Passage to read |
Effect of the putative novel selective ETA-receptor antagonist HJP272, a 1,3,6-trisubstituted-2-carboxy-quinol-4-one, on infection-mediated premature deliveryThis article is one of a selection of papers published in the special issue (part 2 of 2) on Forefronts in Endothelin.

Abstract

Preterm birth (PTB), defined as any birth occurring before 37 weeks of gestation, occurs in only 12% of all births, yet accounts for nearly half of long-term neurological morbidity, and 60%–80% of perinatal mortality. The single most common cause of PTB is intrauterine infection. Endothelin-1 (ET-1) is a potent vasoconstrictor peptide that is both upregulated by inflammatory cytokines and capable of increasing myometrial smooth muscle tone. We hypothesized, therefore, that ET-1 is a critical component of the parturition cascade in the setting of infection-associated PTB. In our previous work, we have shown that blockade of ET-1 synthesis through the use of the metalloproteinase inhibitor phosphoramidon results in control of preterm labor. In the current work, we showed that blockade of ET-1 action with 5–50 mg/kg i.p. 3-(3-carboxybenzyl)-1-((6-ethylbenzo[d][1,3]dioxol-5-yl)methyl)-6-hydroxy-4-oxo-1,4-dihydroquinoline-2-carboxylic acid (HJP272), a putative novel selective ETA-receptor antagonist (IC50, 70 nmol/L), prevents PTB induced with up to 50 mg/kg of i.p. lipopolysaccharide in a mouse model. This is the first report, to our knowledge, of control of infection-associated PTB with a specific ETA-receptor antagonist. The identification of a novel effective therapy for PTB could have important clinical implications.

The data |
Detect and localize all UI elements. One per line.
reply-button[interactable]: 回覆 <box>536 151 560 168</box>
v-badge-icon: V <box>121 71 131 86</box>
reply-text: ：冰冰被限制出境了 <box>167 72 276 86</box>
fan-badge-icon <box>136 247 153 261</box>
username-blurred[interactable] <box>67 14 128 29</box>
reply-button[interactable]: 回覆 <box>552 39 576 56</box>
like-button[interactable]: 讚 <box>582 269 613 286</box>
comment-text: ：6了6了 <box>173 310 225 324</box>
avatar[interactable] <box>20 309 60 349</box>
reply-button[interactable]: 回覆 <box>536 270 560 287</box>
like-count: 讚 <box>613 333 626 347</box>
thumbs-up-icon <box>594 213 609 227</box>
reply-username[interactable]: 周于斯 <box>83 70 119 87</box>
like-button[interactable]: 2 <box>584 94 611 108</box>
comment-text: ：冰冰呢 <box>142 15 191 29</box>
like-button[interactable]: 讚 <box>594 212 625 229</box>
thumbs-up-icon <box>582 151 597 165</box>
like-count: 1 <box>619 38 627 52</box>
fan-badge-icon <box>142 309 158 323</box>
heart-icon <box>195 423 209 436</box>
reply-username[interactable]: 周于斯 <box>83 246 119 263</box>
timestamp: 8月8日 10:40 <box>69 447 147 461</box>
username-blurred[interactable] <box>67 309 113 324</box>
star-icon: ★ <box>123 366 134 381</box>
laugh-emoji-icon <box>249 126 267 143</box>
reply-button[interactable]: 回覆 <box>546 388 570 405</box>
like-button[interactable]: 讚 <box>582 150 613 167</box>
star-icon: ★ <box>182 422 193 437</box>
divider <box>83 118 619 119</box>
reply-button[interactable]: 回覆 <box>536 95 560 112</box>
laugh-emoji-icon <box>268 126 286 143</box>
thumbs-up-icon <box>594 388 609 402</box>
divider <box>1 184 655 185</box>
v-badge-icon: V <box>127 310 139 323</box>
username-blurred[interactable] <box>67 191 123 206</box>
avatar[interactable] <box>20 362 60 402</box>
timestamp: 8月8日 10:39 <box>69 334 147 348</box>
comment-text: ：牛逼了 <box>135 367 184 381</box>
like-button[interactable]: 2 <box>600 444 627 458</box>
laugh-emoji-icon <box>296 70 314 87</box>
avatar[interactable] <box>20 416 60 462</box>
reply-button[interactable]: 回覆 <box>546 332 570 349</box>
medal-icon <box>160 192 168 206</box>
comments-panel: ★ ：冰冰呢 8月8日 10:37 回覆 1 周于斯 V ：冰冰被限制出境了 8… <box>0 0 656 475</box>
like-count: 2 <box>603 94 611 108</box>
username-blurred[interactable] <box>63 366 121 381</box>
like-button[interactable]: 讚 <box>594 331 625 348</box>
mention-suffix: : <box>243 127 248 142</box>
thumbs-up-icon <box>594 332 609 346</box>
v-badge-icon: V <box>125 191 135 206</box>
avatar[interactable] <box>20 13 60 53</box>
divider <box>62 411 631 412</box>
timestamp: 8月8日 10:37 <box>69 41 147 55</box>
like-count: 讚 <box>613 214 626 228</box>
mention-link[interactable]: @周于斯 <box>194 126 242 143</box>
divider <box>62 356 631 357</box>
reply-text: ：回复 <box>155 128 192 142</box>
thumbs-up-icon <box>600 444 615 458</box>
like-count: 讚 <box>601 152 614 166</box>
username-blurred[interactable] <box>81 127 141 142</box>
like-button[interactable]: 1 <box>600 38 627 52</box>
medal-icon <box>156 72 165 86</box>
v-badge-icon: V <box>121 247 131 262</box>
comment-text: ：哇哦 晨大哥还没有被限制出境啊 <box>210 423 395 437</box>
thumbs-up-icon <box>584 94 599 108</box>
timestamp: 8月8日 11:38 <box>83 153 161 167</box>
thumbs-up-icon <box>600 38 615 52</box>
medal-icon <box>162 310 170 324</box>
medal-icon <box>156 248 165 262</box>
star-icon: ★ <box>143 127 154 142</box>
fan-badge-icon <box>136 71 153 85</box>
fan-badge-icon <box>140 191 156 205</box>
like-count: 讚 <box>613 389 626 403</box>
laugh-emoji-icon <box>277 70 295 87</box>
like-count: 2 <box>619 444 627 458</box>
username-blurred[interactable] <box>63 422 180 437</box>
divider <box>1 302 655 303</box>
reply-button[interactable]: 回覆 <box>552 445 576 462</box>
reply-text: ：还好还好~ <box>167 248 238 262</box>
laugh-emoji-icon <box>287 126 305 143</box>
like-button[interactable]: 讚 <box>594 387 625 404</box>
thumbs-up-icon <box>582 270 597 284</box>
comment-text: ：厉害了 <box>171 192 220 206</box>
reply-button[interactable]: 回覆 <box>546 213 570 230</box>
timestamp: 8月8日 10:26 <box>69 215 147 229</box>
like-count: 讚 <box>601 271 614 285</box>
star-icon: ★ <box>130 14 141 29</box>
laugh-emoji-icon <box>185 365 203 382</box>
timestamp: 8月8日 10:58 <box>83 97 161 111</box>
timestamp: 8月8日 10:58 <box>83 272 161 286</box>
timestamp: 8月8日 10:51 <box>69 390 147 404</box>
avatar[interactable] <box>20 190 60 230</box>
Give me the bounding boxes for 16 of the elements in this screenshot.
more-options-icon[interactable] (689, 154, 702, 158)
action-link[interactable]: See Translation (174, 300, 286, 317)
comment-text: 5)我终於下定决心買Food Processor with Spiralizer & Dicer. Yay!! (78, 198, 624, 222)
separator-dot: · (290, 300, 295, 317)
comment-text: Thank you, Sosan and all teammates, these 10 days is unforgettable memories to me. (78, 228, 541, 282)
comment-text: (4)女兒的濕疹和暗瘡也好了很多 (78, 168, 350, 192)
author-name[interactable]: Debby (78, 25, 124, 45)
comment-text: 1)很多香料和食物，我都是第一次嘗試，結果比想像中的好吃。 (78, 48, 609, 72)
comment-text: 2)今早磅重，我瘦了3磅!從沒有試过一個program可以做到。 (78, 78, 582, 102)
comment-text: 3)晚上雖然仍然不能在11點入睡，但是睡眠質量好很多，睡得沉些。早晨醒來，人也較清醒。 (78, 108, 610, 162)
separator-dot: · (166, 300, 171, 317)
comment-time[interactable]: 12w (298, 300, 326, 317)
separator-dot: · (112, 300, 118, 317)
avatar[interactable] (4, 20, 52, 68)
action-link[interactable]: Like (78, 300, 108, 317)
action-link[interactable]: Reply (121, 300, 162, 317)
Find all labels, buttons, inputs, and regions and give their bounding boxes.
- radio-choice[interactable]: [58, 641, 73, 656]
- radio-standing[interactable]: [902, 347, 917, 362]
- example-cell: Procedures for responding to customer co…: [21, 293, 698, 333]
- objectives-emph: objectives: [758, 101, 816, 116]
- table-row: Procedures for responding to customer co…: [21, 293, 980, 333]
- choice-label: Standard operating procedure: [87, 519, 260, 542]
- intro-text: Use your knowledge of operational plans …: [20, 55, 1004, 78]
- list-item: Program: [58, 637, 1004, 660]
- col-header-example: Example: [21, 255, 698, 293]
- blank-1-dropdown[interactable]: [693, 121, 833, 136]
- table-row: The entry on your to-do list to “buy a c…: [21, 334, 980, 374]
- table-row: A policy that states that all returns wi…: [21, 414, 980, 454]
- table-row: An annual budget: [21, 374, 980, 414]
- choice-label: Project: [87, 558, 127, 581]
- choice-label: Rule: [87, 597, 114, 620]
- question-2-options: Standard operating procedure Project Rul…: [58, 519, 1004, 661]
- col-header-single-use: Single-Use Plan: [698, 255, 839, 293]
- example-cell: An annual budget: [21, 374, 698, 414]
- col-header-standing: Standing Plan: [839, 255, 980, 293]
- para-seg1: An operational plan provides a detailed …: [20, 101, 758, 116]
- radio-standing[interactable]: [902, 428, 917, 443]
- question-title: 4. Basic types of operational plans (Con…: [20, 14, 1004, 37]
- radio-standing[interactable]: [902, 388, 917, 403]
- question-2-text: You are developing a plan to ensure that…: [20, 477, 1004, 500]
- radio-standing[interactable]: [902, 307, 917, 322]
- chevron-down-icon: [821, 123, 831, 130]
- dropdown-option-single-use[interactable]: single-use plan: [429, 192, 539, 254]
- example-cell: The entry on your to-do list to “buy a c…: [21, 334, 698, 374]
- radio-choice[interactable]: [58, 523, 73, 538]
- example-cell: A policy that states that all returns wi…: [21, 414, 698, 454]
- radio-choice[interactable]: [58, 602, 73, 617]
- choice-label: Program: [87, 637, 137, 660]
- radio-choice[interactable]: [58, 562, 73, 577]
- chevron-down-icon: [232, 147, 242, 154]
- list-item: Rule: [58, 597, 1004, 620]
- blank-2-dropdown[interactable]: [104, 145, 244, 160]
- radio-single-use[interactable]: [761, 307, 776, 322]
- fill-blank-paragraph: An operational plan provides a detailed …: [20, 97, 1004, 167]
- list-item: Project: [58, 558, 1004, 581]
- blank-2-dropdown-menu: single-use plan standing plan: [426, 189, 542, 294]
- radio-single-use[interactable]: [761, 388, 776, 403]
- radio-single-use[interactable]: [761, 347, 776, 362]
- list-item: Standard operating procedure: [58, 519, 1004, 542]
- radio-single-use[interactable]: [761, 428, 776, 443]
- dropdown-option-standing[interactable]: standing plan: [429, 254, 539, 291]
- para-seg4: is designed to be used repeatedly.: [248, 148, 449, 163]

What is needed | The abstract on HJP272 and preterm birth introduces several short forms in parentheses right after the full term they stand for. List each short form with its full term.

Output for this task |
- PTB: Preterm birth
- ET-1: Endothelin-1
- HJP272: 3-(3-carboxybenzyl)-1-((6-ethylbenzo[d][1,3]dioxol-5-yl)methyl)-6-hydroxy-4-oxo-1,4-dihydroquinoline-2-carboxylic acid